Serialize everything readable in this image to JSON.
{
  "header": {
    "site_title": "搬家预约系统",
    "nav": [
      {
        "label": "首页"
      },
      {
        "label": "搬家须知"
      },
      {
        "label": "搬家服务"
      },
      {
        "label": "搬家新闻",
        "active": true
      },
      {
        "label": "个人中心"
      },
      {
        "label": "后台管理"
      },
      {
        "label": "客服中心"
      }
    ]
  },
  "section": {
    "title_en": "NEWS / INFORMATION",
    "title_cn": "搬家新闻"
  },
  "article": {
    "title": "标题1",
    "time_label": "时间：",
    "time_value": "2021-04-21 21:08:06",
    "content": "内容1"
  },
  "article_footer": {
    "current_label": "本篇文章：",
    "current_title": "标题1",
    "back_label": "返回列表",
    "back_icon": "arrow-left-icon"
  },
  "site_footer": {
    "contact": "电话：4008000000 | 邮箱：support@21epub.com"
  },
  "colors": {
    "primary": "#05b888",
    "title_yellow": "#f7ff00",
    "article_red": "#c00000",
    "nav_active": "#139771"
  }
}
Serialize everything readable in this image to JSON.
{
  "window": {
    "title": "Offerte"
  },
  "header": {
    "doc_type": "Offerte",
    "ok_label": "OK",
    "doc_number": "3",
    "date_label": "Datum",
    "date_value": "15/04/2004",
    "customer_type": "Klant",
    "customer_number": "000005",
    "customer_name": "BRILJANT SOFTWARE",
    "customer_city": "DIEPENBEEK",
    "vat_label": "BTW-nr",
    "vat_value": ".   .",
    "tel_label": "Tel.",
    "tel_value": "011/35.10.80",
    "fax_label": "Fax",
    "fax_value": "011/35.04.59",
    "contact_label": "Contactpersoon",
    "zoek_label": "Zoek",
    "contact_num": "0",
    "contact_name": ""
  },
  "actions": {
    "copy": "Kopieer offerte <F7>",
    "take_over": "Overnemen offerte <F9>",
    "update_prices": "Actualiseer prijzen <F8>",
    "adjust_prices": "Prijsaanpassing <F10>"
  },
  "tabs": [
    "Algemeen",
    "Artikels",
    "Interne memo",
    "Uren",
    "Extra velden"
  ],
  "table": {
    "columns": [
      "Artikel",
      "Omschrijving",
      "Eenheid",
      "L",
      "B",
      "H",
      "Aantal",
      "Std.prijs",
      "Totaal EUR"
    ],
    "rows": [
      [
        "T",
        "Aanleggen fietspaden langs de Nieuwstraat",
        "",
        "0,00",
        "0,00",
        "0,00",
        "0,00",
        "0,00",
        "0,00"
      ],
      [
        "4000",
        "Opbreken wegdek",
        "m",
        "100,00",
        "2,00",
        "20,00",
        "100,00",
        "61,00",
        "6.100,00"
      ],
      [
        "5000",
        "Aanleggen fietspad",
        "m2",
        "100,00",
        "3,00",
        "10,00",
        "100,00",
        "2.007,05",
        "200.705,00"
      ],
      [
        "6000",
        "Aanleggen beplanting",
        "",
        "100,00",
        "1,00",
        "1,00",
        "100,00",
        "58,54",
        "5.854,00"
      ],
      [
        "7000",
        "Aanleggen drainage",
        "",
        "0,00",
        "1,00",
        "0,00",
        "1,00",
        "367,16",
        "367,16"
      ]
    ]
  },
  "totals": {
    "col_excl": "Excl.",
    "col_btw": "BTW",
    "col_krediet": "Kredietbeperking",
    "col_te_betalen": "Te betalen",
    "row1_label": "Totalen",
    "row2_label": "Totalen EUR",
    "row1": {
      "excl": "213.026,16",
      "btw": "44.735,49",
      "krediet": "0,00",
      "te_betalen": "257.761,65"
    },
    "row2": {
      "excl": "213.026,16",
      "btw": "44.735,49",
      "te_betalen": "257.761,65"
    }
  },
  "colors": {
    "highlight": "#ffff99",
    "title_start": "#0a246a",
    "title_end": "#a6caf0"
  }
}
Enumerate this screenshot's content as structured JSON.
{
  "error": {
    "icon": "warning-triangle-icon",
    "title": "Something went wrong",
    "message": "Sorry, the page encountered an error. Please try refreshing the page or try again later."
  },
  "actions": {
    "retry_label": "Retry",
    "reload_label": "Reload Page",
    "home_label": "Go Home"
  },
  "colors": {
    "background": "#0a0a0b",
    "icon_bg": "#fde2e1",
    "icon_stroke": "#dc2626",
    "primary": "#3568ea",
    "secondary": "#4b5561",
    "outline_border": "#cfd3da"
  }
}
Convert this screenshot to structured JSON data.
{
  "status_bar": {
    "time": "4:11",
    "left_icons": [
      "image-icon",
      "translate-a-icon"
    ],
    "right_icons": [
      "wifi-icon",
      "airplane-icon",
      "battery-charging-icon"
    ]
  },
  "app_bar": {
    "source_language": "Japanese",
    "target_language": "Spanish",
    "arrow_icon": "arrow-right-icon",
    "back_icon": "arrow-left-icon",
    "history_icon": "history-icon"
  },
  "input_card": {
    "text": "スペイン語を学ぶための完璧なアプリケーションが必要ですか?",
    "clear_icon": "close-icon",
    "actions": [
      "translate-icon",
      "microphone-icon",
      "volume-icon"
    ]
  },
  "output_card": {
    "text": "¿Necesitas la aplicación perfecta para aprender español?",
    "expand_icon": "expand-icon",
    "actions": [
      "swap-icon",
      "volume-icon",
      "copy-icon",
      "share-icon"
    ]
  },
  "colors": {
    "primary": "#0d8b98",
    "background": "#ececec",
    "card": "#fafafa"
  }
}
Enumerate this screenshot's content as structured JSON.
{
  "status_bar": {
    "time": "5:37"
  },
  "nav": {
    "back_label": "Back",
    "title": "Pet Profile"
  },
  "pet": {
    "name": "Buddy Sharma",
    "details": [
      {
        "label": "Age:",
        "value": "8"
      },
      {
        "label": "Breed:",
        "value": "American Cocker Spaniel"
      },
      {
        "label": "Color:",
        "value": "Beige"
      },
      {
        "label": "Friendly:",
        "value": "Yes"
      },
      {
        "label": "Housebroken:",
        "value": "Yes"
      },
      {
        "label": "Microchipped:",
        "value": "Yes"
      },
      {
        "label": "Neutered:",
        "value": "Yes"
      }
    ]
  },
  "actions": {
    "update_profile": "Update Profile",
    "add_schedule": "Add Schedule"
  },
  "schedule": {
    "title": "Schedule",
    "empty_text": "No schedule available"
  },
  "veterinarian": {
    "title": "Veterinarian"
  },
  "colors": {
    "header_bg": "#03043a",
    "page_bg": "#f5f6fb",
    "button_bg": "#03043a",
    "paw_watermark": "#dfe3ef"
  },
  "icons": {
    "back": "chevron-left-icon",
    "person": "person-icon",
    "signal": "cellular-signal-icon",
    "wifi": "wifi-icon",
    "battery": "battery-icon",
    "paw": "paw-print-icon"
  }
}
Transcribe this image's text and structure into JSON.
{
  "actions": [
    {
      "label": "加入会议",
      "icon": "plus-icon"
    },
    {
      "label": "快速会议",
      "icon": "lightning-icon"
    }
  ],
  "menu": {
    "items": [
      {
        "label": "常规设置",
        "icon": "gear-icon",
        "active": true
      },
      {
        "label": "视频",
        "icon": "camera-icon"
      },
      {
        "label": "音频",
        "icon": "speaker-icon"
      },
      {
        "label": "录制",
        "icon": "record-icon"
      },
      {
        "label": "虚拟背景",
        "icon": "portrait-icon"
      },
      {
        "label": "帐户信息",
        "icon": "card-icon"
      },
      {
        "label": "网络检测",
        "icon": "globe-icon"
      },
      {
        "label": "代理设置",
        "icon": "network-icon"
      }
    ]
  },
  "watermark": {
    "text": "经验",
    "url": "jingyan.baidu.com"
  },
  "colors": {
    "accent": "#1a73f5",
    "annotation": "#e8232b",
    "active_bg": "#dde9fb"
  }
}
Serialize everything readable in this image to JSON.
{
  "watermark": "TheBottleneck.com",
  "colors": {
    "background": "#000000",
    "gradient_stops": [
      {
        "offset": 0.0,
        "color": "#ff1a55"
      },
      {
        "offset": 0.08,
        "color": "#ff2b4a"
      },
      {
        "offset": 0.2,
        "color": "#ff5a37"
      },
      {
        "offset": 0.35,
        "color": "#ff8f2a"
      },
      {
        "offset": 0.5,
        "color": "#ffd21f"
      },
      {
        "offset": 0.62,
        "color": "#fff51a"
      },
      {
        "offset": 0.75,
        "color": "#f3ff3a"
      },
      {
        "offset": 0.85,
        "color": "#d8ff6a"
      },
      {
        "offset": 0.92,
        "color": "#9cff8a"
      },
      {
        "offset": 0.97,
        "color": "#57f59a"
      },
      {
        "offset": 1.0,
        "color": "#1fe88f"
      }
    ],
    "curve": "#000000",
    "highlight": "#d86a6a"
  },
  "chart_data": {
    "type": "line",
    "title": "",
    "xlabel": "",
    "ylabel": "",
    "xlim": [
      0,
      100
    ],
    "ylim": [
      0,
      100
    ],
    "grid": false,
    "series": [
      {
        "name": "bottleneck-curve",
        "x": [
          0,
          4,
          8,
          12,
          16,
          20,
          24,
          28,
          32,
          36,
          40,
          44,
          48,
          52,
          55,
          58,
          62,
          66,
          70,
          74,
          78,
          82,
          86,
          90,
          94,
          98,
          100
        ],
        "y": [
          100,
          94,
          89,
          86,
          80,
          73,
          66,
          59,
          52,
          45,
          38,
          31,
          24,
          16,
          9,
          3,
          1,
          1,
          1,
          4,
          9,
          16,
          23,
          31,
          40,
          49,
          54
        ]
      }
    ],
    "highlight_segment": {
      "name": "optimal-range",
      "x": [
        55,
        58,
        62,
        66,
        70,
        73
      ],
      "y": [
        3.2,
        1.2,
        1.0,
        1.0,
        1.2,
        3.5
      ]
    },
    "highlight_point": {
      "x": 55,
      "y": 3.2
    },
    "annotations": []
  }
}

Set problem: Go through the material above and copy each line that has the word "arrow".

The answer:
    "back_icon": "arrow-left-icon"
    "arrow_icon": "arrow-right-icon",
    "back_icon": "arrow-left-icon",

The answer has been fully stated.